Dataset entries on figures
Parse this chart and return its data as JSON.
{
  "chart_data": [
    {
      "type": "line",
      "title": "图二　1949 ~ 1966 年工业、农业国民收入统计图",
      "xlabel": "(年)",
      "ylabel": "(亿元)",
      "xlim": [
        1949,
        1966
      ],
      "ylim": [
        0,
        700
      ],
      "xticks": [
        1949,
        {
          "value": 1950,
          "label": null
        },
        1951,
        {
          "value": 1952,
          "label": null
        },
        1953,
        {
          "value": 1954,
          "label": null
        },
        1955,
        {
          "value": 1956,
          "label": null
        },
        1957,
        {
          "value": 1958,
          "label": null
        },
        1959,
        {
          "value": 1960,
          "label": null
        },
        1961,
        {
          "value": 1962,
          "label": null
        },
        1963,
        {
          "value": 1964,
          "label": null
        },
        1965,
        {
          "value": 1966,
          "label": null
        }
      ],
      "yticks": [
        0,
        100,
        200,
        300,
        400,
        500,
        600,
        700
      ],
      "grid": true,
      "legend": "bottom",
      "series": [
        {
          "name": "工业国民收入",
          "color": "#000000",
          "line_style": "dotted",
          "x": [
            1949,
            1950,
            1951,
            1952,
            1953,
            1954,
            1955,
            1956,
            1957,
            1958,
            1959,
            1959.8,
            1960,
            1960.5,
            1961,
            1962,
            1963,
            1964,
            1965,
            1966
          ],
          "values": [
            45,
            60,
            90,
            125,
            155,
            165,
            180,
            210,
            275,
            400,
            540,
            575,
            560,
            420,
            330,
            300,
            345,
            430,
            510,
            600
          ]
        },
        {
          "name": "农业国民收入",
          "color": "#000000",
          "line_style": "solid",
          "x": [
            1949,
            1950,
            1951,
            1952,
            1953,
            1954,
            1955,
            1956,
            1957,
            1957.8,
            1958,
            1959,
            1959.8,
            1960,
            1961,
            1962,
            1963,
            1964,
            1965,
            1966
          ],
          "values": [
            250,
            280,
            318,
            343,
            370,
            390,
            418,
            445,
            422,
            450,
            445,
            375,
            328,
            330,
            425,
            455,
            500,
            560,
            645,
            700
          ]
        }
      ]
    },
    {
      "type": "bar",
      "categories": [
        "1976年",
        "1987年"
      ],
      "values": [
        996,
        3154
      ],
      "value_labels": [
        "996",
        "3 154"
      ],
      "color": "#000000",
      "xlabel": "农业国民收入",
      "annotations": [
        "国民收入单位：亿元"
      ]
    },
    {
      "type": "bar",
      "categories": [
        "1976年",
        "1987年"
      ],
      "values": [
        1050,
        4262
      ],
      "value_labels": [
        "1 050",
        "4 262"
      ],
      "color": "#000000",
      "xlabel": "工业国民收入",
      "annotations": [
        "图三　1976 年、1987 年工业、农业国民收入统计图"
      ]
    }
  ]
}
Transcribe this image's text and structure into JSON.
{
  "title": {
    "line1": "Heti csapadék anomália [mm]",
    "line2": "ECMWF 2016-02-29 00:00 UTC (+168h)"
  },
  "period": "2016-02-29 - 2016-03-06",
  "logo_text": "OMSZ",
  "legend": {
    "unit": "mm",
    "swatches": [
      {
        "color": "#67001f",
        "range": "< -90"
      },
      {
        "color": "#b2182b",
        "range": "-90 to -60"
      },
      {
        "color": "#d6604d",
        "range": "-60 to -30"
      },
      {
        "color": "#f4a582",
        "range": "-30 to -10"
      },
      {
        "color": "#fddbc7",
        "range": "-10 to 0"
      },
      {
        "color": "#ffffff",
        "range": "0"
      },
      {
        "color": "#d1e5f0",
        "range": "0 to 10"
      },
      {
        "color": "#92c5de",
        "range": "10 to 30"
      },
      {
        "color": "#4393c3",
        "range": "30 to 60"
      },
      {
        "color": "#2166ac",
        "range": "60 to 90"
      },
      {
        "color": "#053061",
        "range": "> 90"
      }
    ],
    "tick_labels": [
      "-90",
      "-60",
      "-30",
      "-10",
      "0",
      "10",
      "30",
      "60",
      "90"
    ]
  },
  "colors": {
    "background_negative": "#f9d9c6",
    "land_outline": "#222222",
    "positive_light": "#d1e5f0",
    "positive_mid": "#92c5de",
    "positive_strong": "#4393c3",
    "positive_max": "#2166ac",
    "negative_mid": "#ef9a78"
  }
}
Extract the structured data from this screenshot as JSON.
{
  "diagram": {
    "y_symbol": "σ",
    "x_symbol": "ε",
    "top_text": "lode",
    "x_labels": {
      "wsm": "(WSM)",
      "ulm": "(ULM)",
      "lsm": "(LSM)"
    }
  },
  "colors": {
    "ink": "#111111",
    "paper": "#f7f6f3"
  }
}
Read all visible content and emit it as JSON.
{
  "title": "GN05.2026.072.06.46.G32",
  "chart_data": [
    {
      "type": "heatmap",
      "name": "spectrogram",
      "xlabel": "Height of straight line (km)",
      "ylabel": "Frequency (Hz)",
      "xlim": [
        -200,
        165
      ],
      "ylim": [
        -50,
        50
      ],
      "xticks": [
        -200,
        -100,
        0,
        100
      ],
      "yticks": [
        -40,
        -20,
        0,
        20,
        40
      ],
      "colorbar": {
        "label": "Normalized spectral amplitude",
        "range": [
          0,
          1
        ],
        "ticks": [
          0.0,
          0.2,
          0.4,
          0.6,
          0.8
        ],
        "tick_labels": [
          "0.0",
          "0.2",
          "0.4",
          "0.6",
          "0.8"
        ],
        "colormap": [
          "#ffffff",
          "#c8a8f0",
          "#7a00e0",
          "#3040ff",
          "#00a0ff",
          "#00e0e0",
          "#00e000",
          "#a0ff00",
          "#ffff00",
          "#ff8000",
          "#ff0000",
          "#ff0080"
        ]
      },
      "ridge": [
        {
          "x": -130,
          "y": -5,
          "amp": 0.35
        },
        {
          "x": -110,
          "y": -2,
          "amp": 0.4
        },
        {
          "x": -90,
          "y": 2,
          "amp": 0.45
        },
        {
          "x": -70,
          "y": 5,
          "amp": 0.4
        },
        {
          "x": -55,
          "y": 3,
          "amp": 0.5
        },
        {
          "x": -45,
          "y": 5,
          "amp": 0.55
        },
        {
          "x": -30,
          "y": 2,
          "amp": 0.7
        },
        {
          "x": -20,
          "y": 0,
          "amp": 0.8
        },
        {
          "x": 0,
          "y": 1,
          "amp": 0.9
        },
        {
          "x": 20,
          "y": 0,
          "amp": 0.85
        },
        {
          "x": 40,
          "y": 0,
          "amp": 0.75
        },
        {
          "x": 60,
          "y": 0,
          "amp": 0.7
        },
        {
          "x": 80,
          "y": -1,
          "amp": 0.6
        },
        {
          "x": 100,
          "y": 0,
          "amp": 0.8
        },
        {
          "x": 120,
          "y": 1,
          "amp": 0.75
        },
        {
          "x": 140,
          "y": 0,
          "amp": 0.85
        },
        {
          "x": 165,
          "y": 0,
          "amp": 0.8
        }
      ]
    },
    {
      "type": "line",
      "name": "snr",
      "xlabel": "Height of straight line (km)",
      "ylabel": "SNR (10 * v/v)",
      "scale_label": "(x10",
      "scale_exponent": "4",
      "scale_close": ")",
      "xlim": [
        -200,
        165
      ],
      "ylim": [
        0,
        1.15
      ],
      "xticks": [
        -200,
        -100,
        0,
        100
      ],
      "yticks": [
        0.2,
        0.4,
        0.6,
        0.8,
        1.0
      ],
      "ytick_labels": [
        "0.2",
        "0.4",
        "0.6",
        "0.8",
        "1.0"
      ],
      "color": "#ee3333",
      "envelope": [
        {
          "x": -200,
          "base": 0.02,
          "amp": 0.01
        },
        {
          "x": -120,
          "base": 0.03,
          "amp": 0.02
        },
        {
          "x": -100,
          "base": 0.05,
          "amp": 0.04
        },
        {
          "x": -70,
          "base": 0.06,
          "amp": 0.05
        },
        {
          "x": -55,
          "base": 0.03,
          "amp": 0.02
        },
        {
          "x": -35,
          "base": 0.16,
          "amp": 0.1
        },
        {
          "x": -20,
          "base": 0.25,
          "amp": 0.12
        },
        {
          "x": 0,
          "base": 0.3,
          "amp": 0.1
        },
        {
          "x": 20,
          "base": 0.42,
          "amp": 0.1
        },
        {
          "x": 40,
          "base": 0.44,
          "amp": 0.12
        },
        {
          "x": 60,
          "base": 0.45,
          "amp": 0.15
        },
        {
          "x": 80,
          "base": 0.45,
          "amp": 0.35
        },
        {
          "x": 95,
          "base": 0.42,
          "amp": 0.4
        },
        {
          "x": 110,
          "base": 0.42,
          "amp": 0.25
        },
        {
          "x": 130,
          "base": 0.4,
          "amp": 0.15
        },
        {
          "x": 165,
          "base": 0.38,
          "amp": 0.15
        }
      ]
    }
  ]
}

◆ **To do**:
Pull every line containing the word "title" out of the material.

◆ **Answer to this exercise**:
      "title": "图二　1949 ~ 1966 年工业、农业国民收入统计图",
  "title": {
  "title": "GN05.2026.072.06.46.G32",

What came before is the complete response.